[Dataset items]
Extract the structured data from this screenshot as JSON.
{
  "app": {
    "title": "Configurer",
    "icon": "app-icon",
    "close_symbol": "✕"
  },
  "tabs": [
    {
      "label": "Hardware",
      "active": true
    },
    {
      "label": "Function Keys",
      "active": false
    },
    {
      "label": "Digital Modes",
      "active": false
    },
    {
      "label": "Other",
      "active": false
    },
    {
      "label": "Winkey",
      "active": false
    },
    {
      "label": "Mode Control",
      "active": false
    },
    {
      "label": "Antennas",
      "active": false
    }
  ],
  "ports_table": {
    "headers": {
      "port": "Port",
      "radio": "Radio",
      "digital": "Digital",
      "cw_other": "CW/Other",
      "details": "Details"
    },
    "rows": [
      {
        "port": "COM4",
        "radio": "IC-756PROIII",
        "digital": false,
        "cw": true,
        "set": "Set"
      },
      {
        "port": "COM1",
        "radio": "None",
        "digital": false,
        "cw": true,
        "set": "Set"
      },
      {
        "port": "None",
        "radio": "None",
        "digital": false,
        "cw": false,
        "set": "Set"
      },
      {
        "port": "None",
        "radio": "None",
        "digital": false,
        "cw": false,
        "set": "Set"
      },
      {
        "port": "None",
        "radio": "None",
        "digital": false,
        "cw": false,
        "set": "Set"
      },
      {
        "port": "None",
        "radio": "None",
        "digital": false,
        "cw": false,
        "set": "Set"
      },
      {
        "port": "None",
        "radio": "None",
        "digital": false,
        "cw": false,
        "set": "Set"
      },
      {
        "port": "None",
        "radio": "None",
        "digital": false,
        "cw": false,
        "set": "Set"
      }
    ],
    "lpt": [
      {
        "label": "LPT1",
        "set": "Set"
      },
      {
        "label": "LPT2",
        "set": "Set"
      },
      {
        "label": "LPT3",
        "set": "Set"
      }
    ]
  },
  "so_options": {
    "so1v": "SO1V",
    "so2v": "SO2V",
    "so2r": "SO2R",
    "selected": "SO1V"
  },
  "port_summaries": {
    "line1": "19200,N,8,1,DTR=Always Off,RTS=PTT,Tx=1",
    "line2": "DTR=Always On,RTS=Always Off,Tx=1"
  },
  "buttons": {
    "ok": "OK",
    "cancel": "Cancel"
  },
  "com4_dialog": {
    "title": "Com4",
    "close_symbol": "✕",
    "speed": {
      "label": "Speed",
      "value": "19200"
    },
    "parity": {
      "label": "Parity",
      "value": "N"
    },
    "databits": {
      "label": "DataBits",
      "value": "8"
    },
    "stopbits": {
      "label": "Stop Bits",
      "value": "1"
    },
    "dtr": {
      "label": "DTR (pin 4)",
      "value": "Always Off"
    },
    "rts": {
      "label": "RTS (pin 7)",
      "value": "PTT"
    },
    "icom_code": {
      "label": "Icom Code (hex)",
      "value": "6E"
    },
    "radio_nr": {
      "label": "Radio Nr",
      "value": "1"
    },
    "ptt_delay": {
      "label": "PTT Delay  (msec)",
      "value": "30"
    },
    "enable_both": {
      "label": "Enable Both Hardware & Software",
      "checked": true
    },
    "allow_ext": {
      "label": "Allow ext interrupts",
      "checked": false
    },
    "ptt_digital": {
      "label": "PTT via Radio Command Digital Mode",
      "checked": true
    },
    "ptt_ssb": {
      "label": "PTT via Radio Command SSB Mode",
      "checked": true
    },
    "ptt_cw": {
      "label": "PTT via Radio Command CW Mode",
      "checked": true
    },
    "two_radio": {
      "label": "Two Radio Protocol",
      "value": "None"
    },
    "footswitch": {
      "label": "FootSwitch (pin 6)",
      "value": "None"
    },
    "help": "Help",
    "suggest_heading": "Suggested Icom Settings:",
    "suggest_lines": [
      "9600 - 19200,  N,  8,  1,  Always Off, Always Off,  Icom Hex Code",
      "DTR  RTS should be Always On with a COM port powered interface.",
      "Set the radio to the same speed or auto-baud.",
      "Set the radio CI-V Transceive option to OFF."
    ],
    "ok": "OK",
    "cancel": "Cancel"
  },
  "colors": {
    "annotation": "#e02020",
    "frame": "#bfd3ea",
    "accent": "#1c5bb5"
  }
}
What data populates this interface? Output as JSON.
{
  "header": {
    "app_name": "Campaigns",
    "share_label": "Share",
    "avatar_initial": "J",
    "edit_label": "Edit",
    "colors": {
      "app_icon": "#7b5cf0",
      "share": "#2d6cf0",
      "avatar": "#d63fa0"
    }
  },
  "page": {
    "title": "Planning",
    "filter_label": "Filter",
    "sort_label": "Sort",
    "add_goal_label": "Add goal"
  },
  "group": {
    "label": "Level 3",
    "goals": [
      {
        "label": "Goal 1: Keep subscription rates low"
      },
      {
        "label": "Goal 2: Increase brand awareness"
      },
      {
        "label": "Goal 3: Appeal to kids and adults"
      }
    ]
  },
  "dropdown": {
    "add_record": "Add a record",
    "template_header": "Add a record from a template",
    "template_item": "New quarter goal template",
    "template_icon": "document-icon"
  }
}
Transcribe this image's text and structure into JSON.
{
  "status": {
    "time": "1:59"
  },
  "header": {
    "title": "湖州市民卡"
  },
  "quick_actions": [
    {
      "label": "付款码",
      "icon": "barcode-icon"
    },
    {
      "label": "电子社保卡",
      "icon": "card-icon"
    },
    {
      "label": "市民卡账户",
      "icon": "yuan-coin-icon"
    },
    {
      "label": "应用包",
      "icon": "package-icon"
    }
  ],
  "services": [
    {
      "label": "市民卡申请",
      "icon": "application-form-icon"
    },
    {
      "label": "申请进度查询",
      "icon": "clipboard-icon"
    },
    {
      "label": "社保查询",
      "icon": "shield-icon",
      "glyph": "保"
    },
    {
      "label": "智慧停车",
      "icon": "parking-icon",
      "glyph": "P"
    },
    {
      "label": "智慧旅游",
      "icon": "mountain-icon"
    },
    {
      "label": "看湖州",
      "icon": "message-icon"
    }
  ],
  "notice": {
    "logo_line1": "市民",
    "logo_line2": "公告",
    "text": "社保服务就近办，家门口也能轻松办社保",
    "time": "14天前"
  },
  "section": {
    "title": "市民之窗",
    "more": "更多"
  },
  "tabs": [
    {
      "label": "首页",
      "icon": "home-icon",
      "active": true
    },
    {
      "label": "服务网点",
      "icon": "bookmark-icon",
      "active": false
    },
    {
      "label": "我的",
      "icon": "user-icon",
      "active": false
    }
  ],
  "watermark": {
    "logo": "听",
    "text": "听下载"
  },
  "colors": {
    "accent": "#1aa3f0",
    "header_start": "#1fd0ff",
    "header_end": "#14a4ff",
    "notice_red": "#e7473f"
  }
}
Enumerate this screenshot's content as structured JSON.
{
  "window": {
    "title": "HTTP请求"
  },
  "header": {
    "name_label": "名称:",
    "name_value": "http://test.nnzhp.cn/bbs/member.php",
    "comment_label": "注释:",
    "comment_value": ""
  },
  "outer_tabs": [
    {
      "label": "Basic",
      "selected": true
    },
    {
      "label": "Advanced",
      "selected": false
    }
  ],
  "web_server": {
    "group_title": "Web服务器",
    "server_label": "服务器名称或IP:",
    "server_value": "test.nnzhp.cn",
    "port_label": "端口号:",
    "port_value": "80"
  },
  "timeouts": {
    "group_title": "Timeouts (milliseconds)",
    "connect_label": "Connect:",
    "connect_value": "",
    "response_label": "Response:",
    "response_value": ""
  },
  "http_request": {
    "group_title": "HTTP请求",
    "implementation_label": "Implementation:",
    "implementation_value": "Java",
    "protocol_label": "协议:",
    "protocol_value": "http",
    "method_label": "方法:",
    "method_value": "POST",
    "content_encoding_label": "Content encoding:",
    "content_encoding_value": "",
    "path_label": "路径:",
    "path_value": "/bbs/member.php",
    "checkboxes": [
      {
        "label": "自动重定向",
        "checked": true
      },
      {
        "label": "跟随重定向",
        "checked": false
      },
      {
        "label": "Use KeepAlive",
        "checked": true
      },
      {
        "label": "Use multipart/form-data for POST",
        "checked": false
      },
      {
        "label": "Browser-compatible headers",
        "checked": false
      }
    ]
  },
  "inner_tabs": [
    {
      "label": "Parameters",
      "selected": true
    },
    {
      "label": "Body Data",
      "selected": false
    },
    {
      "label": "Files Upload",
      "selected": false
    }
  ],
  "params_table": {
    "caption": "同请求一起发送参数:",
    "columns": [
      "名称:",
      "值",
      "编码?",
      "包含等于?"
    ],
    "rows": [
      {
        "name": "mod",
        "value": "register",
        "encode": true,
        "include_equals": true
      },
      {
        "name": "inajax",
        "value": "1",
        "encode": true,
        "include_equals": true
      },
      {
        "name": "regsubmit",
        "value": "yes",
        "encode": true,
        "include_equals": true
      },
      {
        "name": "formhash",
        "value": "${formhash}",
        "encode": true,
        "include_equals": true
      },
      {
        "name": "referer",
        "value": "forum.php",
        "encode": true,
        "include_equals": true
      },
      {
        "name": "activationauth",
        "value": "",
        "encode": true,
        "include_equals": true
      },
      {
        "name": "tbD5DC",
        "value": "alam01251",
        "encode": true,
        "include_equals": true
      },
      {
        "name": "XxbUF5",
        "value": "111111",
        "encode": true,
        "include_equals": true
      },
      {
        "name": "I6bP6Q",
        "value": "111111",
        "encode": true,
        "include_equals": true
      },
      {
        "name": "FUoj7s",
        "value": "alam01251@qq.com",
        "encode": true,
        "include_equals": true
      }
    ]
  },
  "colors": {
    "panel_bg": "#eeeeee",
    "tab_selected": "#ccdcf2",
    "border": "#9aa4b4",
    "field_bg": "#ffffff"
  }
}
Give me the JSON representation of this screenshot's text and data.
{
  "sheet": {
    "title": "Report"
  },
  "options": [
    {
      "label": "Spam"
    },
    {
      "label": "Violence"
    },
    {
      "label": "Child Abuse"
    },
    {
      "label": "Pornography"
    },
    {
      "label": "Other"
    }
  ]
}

# TASK TO COMPLETE:
Write out exactly the lines from the line holding "Give me the" through the last line of the data, and nothing besides those lines.

# FULL RESPONSE:
Give me the JSON representation of this screenshot's text and data.
{
  "sheet": {
    "title": "Report"
  },
  "options": [
    {
      "label": "Spam"
    },
    {
      "label": "Violence"
    },
    {
      "label": "Child Abuse"
    },
    {
      "label": "Pornography"
    },
    {
      "label": "Other"
    }
  ]
}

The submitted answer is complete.